-- START --

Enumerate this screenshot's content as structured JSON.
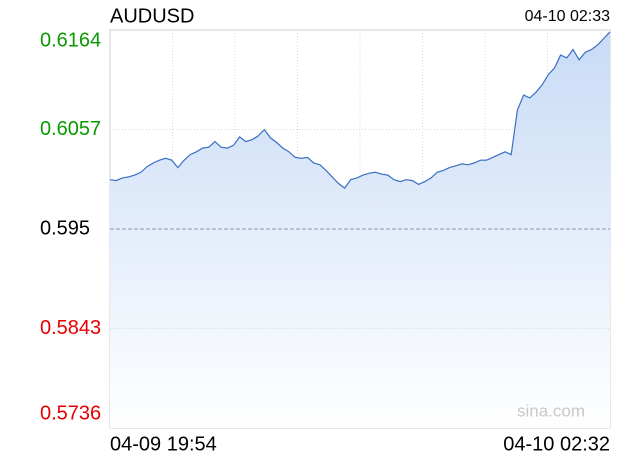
{
  "chart_data": {
    "type": "area",
    "title": "AUDUSD",
    "timestamp": "04-10 02:33",
    "watermark": "sina.com",
    "color": "#3b6fc3",
    "fill_color": "#c8dbf6",
    "up_color": "#0a9a00",
    "down_color": "#e60000",
    "base_color": "#000000",
    "baseline": 0.595,
    "ylim": [
      0.5736,
      0.6164
    ],
    "yticks": [
      0.6164,
      0.6057,
      0.595,
      0.5843,
      0.5736
    ],
    "xticks": [
      {
        "value": 0,
        "label": "04-09 19:54"
      },
      {
        "value": 81,
        "label": "04-10 02:32"
      }
    ],
    "xlim": [
      0,
      81
    ],
    "values": [
      0.6003,
      0.6002,
      0.6005,
      0.6006,
      0.6008,
      0.6011,
      0.6017,
      0.6021,
      0.6024,
      0.6026,
      0.6024,
      0.6016,
      0.6024,
      0.603,
      0.6033,
      0.6037,
      0.6038,
      0.6044,
      0.6038,
      0.6037,
      0.604,
      0.6049,
      0.6044,
      0.6046,
      0.605,
      0.6057,
      0.6048,
      0.6043,
      0.6037,
      0.6033,
      0.6027,
      0.6026,
      0.6027,
      0.6021,
      0.6019,
      0.6013,
      0.6006,
      0.5999,
      0.5994,
      0.6003,
      0.6005,
      0.6008,
      0.601,
      0.6011,
      0.6009,
      0.6008,
      0.6003,
      0.6001,
      0.6003,
      0.6002,
      0.5998,
      0.6001,
      0.6005,
      0.6011,
      0.6013,
      0.6016,
      0.6018,
      0.602,
      0.6019,
      0.6021,
      0.6024,
      0.6024,
      0.6027,
      0.603,
      0.6033,
      0.603,
      0.6078,
      0.6094,
      0.6091,
      0.6097,
      0.6105,
      0.6116,
      0.6123,
      0.6137,
      0.6134,
      0.6143,
      0.6132,
      0.614,
      0.6143,
      0.6148,
      0.6155,
      0.6162
    ]
  }
}
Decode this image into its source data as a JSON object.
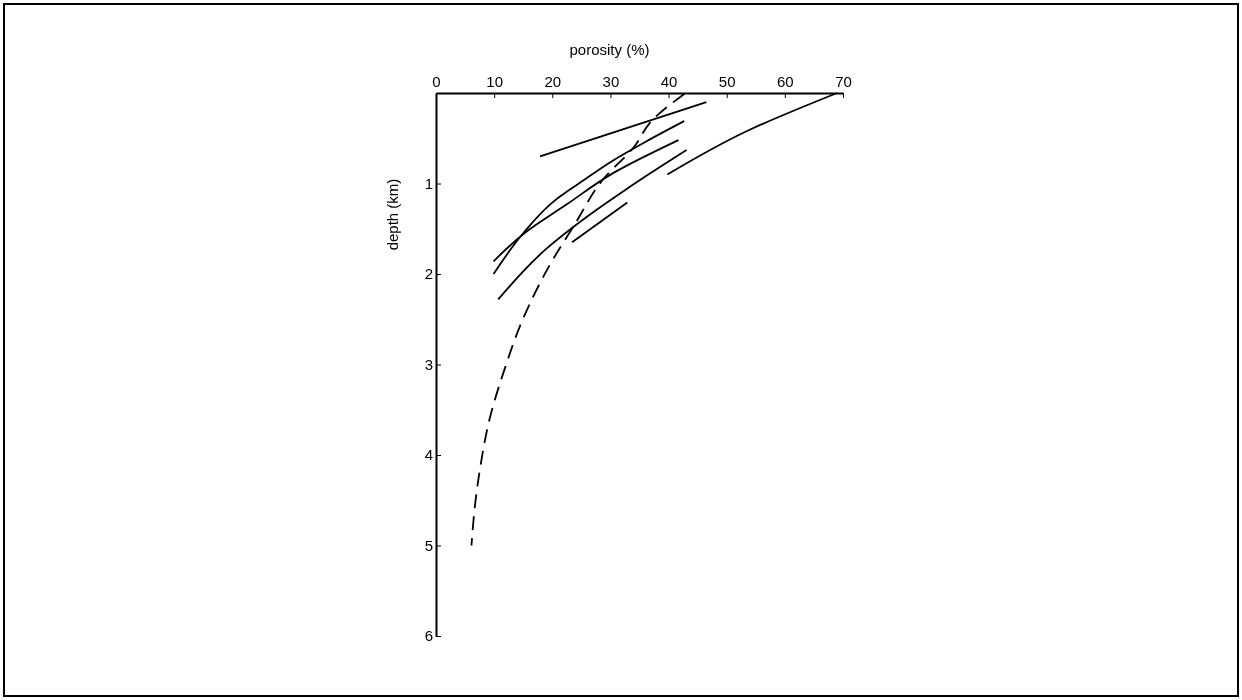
{
  "chart_data": {
    "type": "line",
    "xlabel": "porosity (%)",
    "ylabel": "depth (km)",
    "xlim": [
      0,
      70
    ],
    "xticks": [
      0,
      10,
      20,
      30,
      40,
      50,
      60,
      70
    ],
    "ylim": [
      6,
      0
    ],
    "yticks": [
      1,
      2,
      3,
      4,
      5,
      6
    ],
    "grid": false,
    "marker": "none",
    "line_style": "solid",
    "series": [
      {
        "color": "#000000",
        "x": [
          17.9,
          46.5
        ],
        "values": [
          0.7,
          0.1
        ]
      },
      {
        "color": "#000000",
        "x": [
          69,
          53.5,
          39.8
        ],
        "values": [
          0,
          0.42,
          0.9
        ]
      },
      {
        "color": "#000000",
        "x": [
          42.7,
          36.3,
          30.6,
          24.8,
          20.2,
          15,
          9.9
        ],
        "values": [
          0.31,
          0.53,
          0.74,
          0.99,
          1.2,
          1.55,
          2
        ]
      },
      {
        "color": "#000000",
        "x": [
          41.7,
          30.6,
          22.5,
          15,
          9.9
        ],
        "values": [
          0.52,
          0.88,
          1.23,
          1.56,
          1.86
        ]
      },
      {
        "color": "#000000",
        "x": [
          43.1,
          32.8,
          25.9,
          19,
          10.7
        ],
        "values": [
          0.63,
          1.06,
          1.37,
          1.72,
          2.28
        ]
      },
      {
        "color": "#000000",
        "x": [
          32.9,
          23.4
        ],
        "values": [
          1.21,
          1.65
        ]
      },
      {
        "color": "#000000",
        "line_style": "dashed",
        "x": [
          42.7,
          37.2,
          34,
          28.8,
          23.6,
          20.2,
          15,
          11.6,
          9.3,
          7.6,
          6.7,
          6.1
        ],
        "values": [
          0.01,
          0.3,
          0.6,
          0.95,
          1.48,
          1.83,
          2.49,
          3.09,
          3.58,
          4.14,
          4.56,
          5
        ]
      }
    ]
  }
}
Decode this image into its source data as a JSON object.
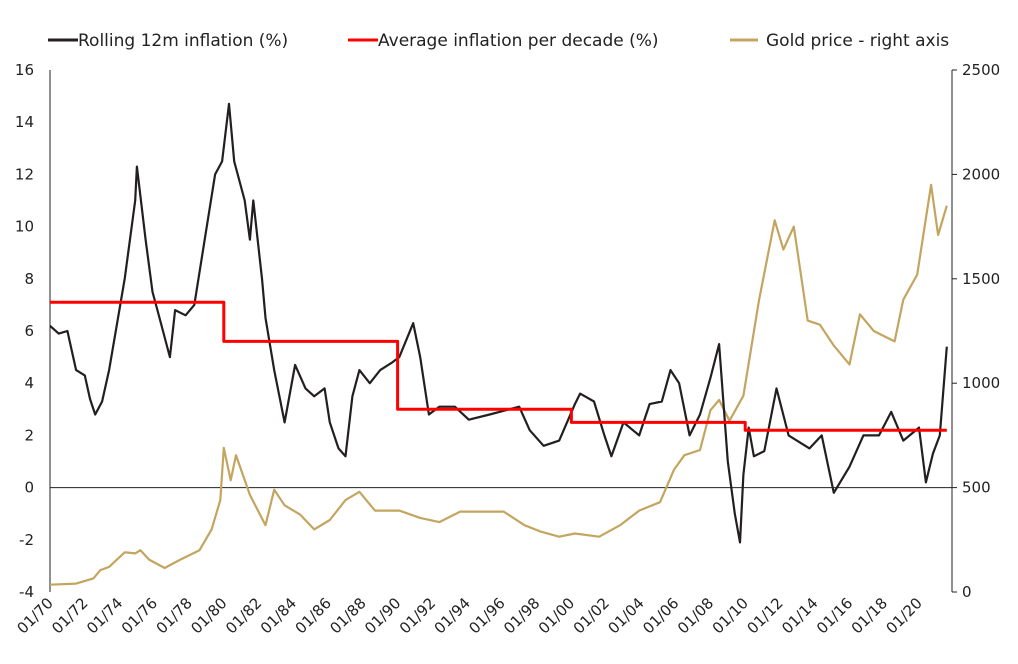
{
  "chart_data": {
    "type": "line",
    "title": "",
    "legend": {
      "placement": "top",
      "entries": [
        "Rolling 12m inflation (%)",
        "Average inflation per decade (%)",
        "Gold price - right axis"
      ]
    },
    "x_tick_labels": [
      "01/70",
      "01/72",
      "01/74",
      "01/76",
      "01/78",
      "01/80",
      "01/82",
      "01/84",
      "01/86",
      "01/88",
      "01/90",
      "01/92",
      "01/94",
      "01/96",
      "01/98",
      "01/00",
      "01/02",
      "01/04",
      "01/06",
      "01/08",
      "01/10",
      "01/12",
      "01/14",
      "01/16",
      "01/18",
      "01/20"
    ],
    "x_range": [
      1970,
      2021.9
    ],
    "y_left": {
      "range": [
        -4,
        16
      ],
      "ticks": [
        -4,
        -2,
        0,
        2,
        4,
        6,
        8,
        10,
        12,
        14,
        16
      ]
    },
    "y_right": {
      "range": [
        0,
        2500
      ],
      "ticks": [
        0,
        500,
        1000,
        1500,
        2000,
        2500
      ]
    },
    "grid": false,
    "series": [
      {
        "name": "Rolling 12m inflation (%)",
        "axis": "left",
        "color": "#231f20",
        "points": [
          [
            1970,
            6.2
          ],
          [
            1970.5,
            5.9
          ],
          [
            1971,
            6.0
          ],
          [
            1971.5,
            4.5
          ],
          [
            1972,
            4.3
          ],
          [
            1972.3,
            3.4
          ],
          [
            1972.6,
            2.8
          ],
          [
            1973,
            3.3
          ],
          [
            1973.4,
            4.5
          ],
          [
            1974.3,
            8
          ],
          [
            1974.9,
            11
          ],
          [
            1975.0,
            12.3
          ],
          [
            1975.5,
            9.5
          ],
          [
            1975.9,
            7.5
          ],
          [
            1976.3,
            6.5
          ],
          [
            1976.9,
            5.0
          ],
          [
            1977.2,
            6.8
          ],
          [
            1977.8,
            6.6
          ],
          [
            1978.3,
            7.0
          ],
          [
            1978.9,
            9.5
          ],
          [
            1979.5,
            12
          ],
          [
            1979.9,
            12.5
          ],
          [
            1980.3,
            14.7
          ],
          [
            1980.6,
            12.5
          ],
          [
            1981.2,
            11
          ],
          [
            1981.5,
            9.5
          ],
          [
            1981.7,
            11
          ],
          [
            1982.2,
            8
          ],
          [
            1982.4,
            6.5
          ],
          [
            1982.9,
            4.5
          ],
          [
            1983.5,
            2.5
          ],
          [
            1984.1,
            4.7
          ],
          [
            1984.7,
            3.8
          ],
          [
            1985.2,
            3.5
          ],
          [
            1985.8,
            3.8
          ],
          [
            1986.1,
            2.5
          ],
          [
            1986.6,
            1.5
          ],
          [
            1987,
            1.2
          ],
          [
            1987.4,
            3.5
          ],
          [
            1987.8,
            4.5
          ],
          [
            1988.4,
            4.0
          ],
          [
            1989,
            4.5
          ],
          [
            1989.7,
            4.8
          ],
          [
            1990.1,
            5.0
          ],
          [
            1990.9,
            6.3
          ],
          [
            1991.3,
            5.0
          ],
          [
            1991.8,
            2.8
          ],
          [
            1992.4,
            3.1
          ],
          [
            1993.3,
            3.1
          ],
          [
            1994.1,
            2.6
          ],
          [
            1995.3,
            2.8
          ],
          [
            1997,
            3.1
          ],
          [
            1997.6,
            2.2
          ],
          [
            1998.4,
            1.6
          ],
          [
            1999.3,
            1.8
          ],
          [
            2000.2,
            3.2
          ],
          [
            2000.5,
            3.6
          ],
          [
            2001.3,
            3.3
          ],
          [
            2001.9,
            2.0
          ],
          [
            2002.3,
            1.2
          ],
          [
            2003,
            2.5
          ],
          [
            2003.9,
            2.0
          ],
          [
            2004.5,
            3.2
          ],
          [
            2005.2,
            3.3
          ],
          [
            2005.7,
            4.5
          ],
          [
            2006.2,
            4.0
          ],
          [
            2006.8,
            2.0
          ],
          [
            2007.4,
            2.8
          ],
          [
            2008,
            4.2
          ],
          [
            2008.5,
            5.5
          ],
          [
            2009,
            1.0
          ],
          [
            2009.4,
            -1.0
          ],
          [
            2009.7,
            -2.1
          ],
          [
            2009.9,
            0.5
          ],
          [
            2010.2,
            2.3
          ],
          [
            2010.5,
            1.2
          ],
          [
            2011.1,
            1.4
          ],
          [
            2011.8,
            3.8
          ],
          [
            2012.5,
            2.0
          ],
          [
            2013.7,
            1.5
          ],
          [
            2014.4,
            2.0
          ],
          [
            2015.1,
            -0.2
          ],
          [
            2016,
            0.8
          ],
          [
            2016.8,
            2.0
          ],
          [
            2017.7,
            2.0
          ],
          [
            2018.4,
            2.9
          ],
          [
            2019.1,
            1.8
          ],
          [
            2020,
            2.3
          ],
          [
            2020.4,
            0.2
          ],
          [
            2020.8,
            1.3
          ],
          [
            2021.2,
            2.0
          ],
          [
            2021.6,
            5.4
          ]
        ]
      },
      {
        "name": "Average inflation per decade (%)",
        "axis": "left",
        "color": "#ff0000",
        "step": true,
        "points": [
          [
            1970,
            7.1
          ],
          [
            1980,
            7.1
          ],
          [
            1980,
            5.6
          ],
          [
            1990,
            5.6
          ],
          [
            1990,
            3.0
          ],
          [
            2000,
            3.0
          ],
          [
            2000,
            2.5
          ],
          [
            2010,
            2.5
          ],
          [
            2010,
            2.2
          ],
          [
            2021.6,
            2.2
          ]
        ]
      },
      {
        "name": "Gold price - right axis",
        "axis": "right",
        "color": "#c4a55f",
        "points": [
          [
            1970,
            35
          ],
          [
            1971.5,
            40
          ],
          [
            1972.5,
            65
          ],
          [
            1972.9,
            105
          ],
          [
            1973.4,
            120
          ],
          [
            1974.3,
            190
          ],
          [
            1974.9,
            185
          ],
          [
            1975.2,
            200
          ],
          [
            1975.7,
            155
          ],
          [
            1976.6,
            115
          ],
          [
            1977.5,
            155
          ],
          [
            1978.6,
            200
          ],
          [
            1979.3,
            300
          ],
          [
            1979.8,
            440
          ],
          [
            1980,
            690
          ],
          [
            1980.4,
            535
          ],
          [
            1980.7,
            655
          ],
          [
            1981.5,
            465
          ],
          [
            1982.4,
            320
          ],
          [
            1982.9,
            490
          ],
          [
            1983.5,
            415
          ],
          [
            1984.4,
            370
          ],
          [
            1985.2,
            300
          ],
          [
            1986.1,
            345
          ],
          [
            1987,
            440
          ],
          [
            1987.8,
            480
          ],
          [
            1988.7,
            390
          ],
          [
            1990.1,
            390
          ],
          [
            1991.3,
            355
          ],
          [
            1992.4,
            335
          ],
          [
            1993.6,
            385
          ],
          [
            1994.7,
            385
          ],
          [
            1996.1,
            385
          ],
          [
            1997.3,
            320
          ],
          [
            1998.2,
            290
          ],
          [
            1999.3,
            265
          ],
          [
            2000.2,
            280
          ],
          [
            2001.6,
            265
          ],
          [
            2002.8,
            320
          ],
          [
            2003.9,
            390
          ],
          [
            2005.1,
            430
          ],
          [
            2005.9,
            585
          ],
          [
            2006.5,
            655
          ],
          [
            2007.4,
            680
          ],
          [
            2008,
            870
          ],
          [
            2008.5,
            920
          ],
          [
            2009.1,
            820
          ],
          [
            2009.9,
            940
          ],
          [
            2010.8,
            1400
          ],
          [
            2011.7,
            1780
          ],
          [
            2012.2,
            1640
          ],
          [
            2012.8,
            1750
          ],
          [
            2013.6,
            1300
          ],
          [
            2014.3,
            1280
          ],
          [
            2015.1,
            1180
          ],
          [
            2016,
            1090
          ],
          [
            2016.6,
            1330
          ],
          [
            2017.4,
            1250
          ],
          [
            2018.6,
            1200
          ],
          [
            2019.1,
            1400
          ],
          [
            2019.9,
            1520
          ],
          [
            2020.7,
            1950
          ],
          [
            2021.1,
            1710
          ],
          [
            2021.6,
            1850
          ]
        ]
      }
    ]
  }
}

-- END --

=== PROBLEM DETAILS ===
From the listing above, copy every line that holds the string "name".

=== REPLY TO THE TASK ===
        "name": "Rolling 12m inflation (%)",
        "name": "Average inflation per decade (%)",
        "name": "Gold price - right axis",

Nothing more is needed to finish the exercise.